╔══

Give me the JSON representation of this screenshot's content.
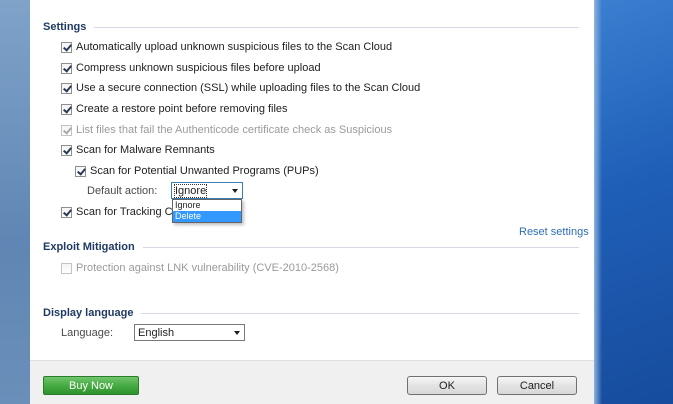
{
  "settings": {
    "title": "Settings",
    "options": [
      {
        "label": "Automatically upload unknown suspicious files to the Scan Cloud",
        "checked": true,
        "enabled": true
      },
      {
        "label": "Compress unknown suspicious files before upload",
        "checked": true,
        "enabled": true
      },
      {
        "label": "Use a secure connection (SSL) while uploading files to the Scan Cloud",
        "checked": true,
        "enabled": true
      },
      {
        "label": "Create a restore point before removing files",
        "checked": true,
        "enabled": true
      },
      {
        "label": "List files that fail the Authenticode certificate check as Suspicious",
        "checked": true,
        "enabled": false
      },
      {
        "label": "Scan for Malware Remnants",
        "checked": true,
        "enabled": true
      },
      {
        "label": "Scan for Potential Unwanted Programs (PUPs)",
        "checked": true,
        "enabled": true
      },
      {
        "label": "Scan for Tracking Cook",
        "checked": true,
        "enabled": true
      }
    ],
    "default_action_label": "Default action:",
    "default_action_value": "Ignore",
    "default_action_options": [
      "Ignore",
      "Delete"
    ],
    "reset_link": "Reset settings"
  },
  "exploit": {
    "title": "Exploit Mitigation",
    "option": {
      "label": "Protection against LNK vulnerability (CVE-2010-2568)",
      "checked": false,
      "enabled": false
    }
  },
  "display": {
    "title": "Display language",
    "language_label": "Language:",
    "language_value": "English"
  },
  "footer": {
    "buy_label": "Buy Now",
    "ok_label": "OK",
    "cancel_label": "Cancel"
  },
  "colors": {
    "accent_link": "#2f6db5",
    "section_title": "#1f3b63",
    "buy_button": "#43a83f",
    "highlight": "#3399ff"
  }
}
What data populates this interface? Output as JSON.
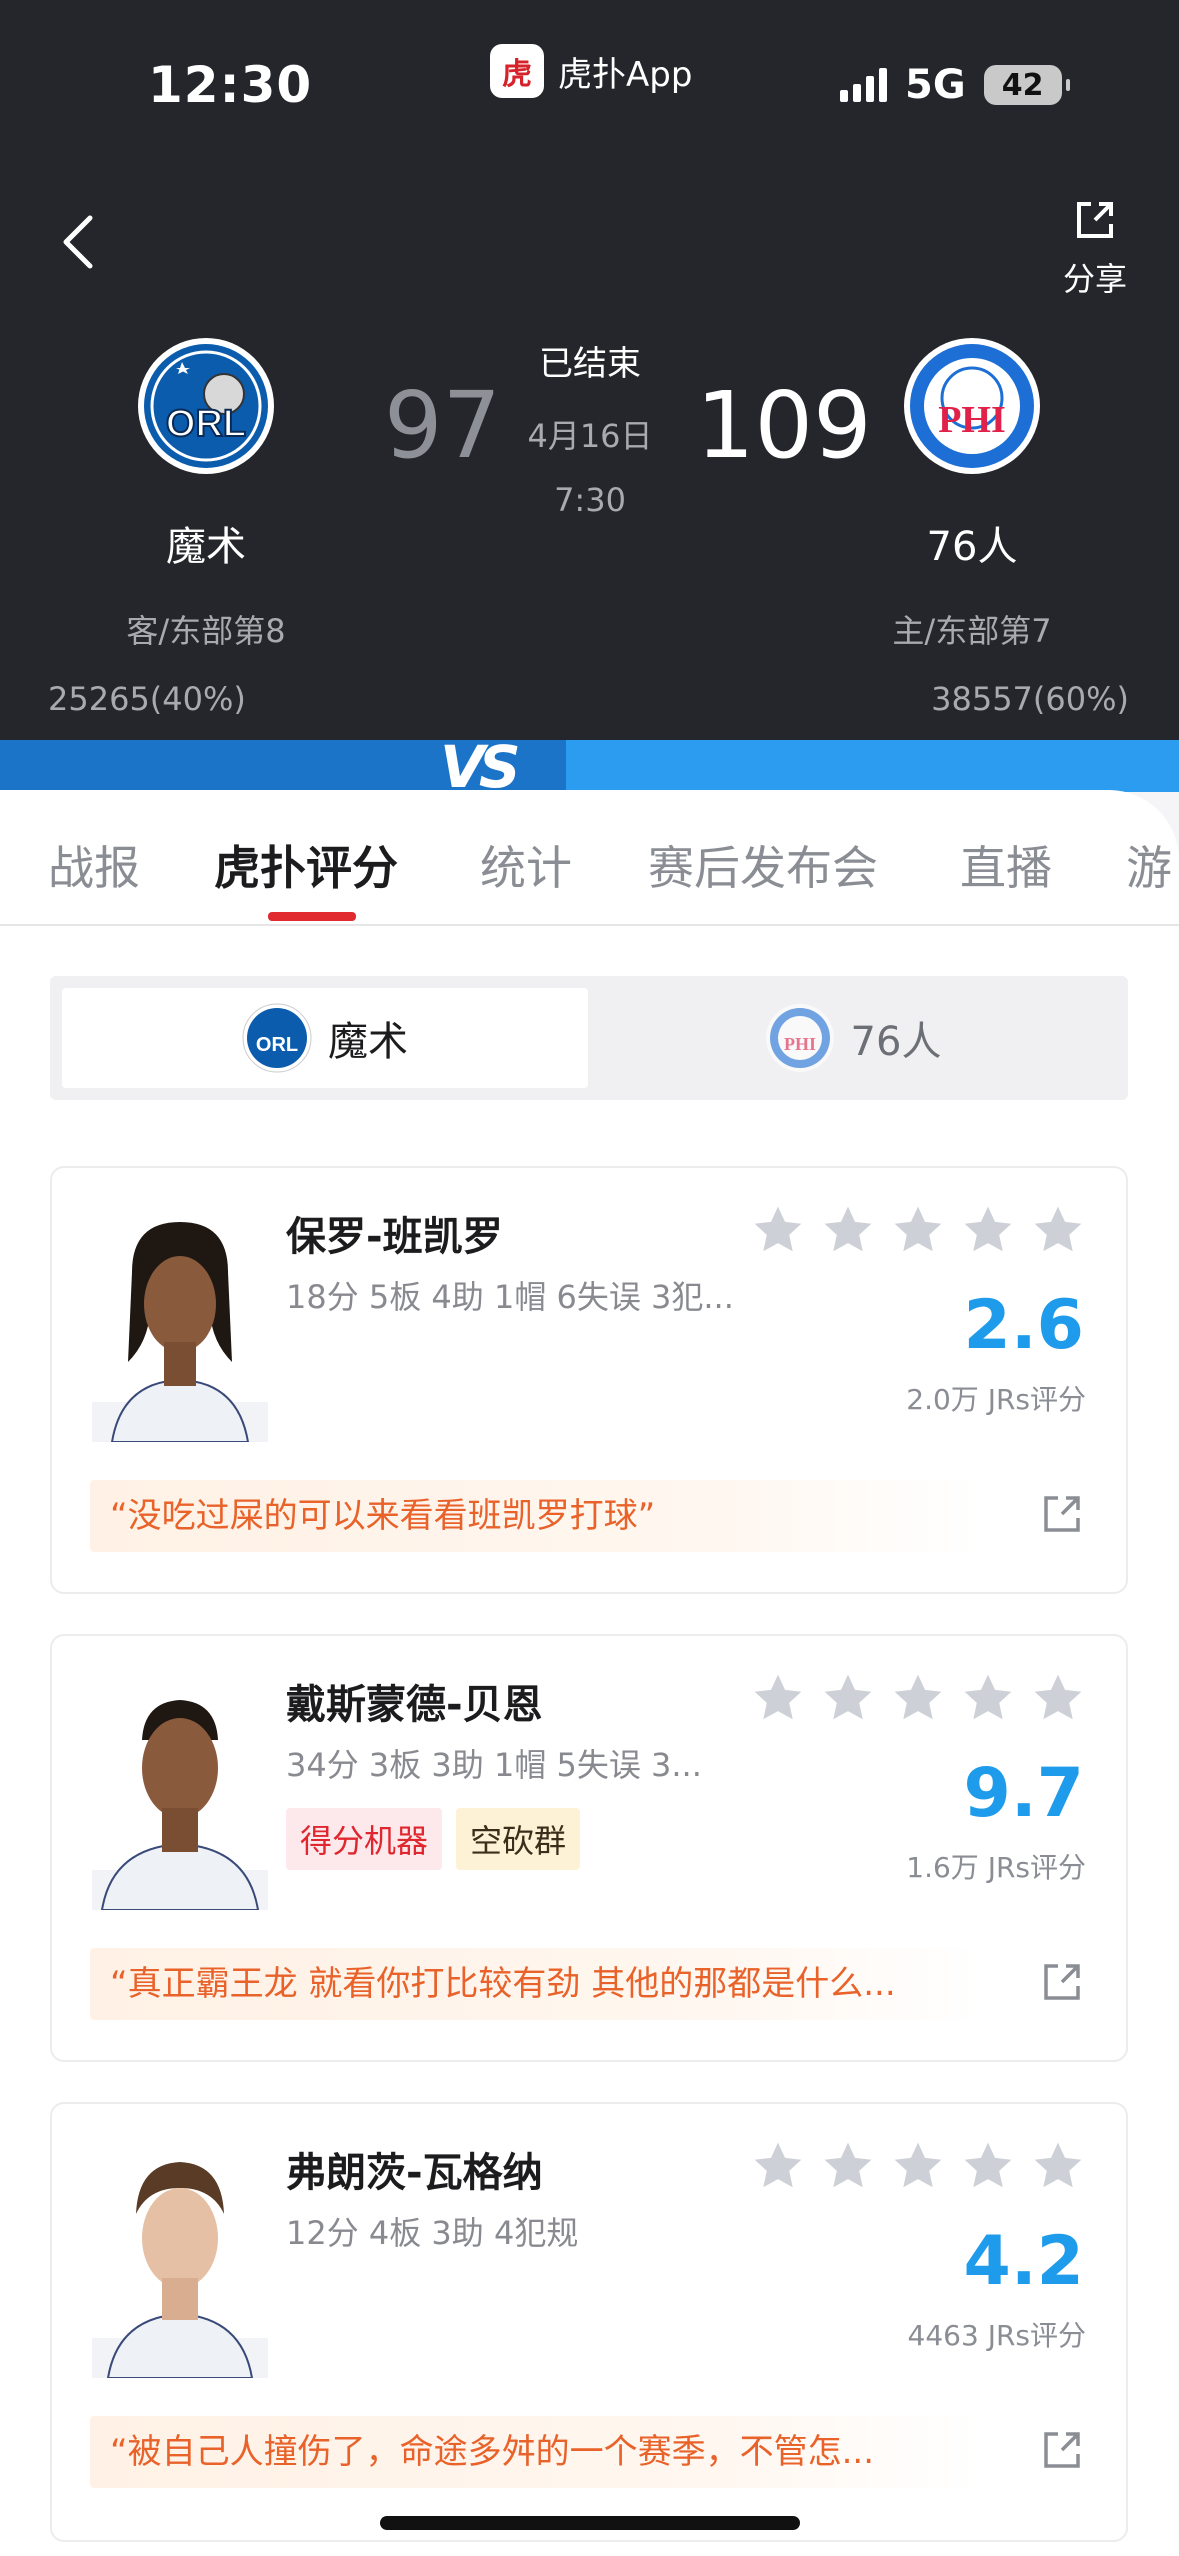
{
  "status_bar": {
    "time": "12:30",
    "app_name": "虎扑App",
    "app_logo_text": "虎扑",
    "network": "5G",
    "battery": "42"
  },
  "header": {
    "share_label": "分享"
  },
  "game": {
    "away": {
      "name": "魔术",
      "sub": "客/东部第8",
      "score": "97",
      "support": "25265(40%)",
      "logo_text": "ORL"
    },
    "home": {
      "name": "76人",
      "sub": "主/东部第7",
      "score": "109",
      "support": "38557(60%)",
      "logo_text": "PHI"
    },
    "status": "已结束",
    "date": "4月16日",
    "time": "7:30"
  },
  "vs_label": "VS",
  "tabs": [
    "战报",
    "虎扑评分",
    "统计",
    "赛后发布会",
    "直播",
    "游"
  ],
  "team_toggle": {
    "active": "魔术",
    "inactive": "76人"
  },
  "players": [
    {
      "name": "保罗-班凯罗",
      "stats": "18分 5板 4助 1帽 6失误 3犯...",
      "tags": [],
      "rating": "2.6",
      "rating_count": "2.0万 JRs评分",
      "quote": "“没吃过屎的可以来看看班凯罗打球”"
    },
    {
      "name": "戴斯蒙德-贝恩",
      "stats": "34分 3板 3助 1帽 5失误 3...",
      "tags": [
        "得分机器",
        "空砍群"
      ],
      "rating": "9.7",
      "rating_count": "1.6万 JRs评分",
      "quote": "“真正霸王龙 就看你打比较有劲 其他的那都是什么..."
    },
    {
      "name": "弗朗茨-瓦格纳",
      "stats": "12分 4板 3助 4犯规",
      "tags": [],
      "rating": "4.2",
      "rating_count": "4463 JRs评分",
      "quote": "“被自己人撞伤了，命途多舛的一个赛季，不管怎..."
    }
  ],
  "colors": {
    "header_bg": "#24262b",
    "accent_red": "#e12a30",
    "rating_blue": "#1f9bec",
    "quote_orange": "#e8622a"
  }
}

╚══

Work to complete |
State the number of lines in these entries that include the string "files". Provide nothing beyond that number.

Answer |
5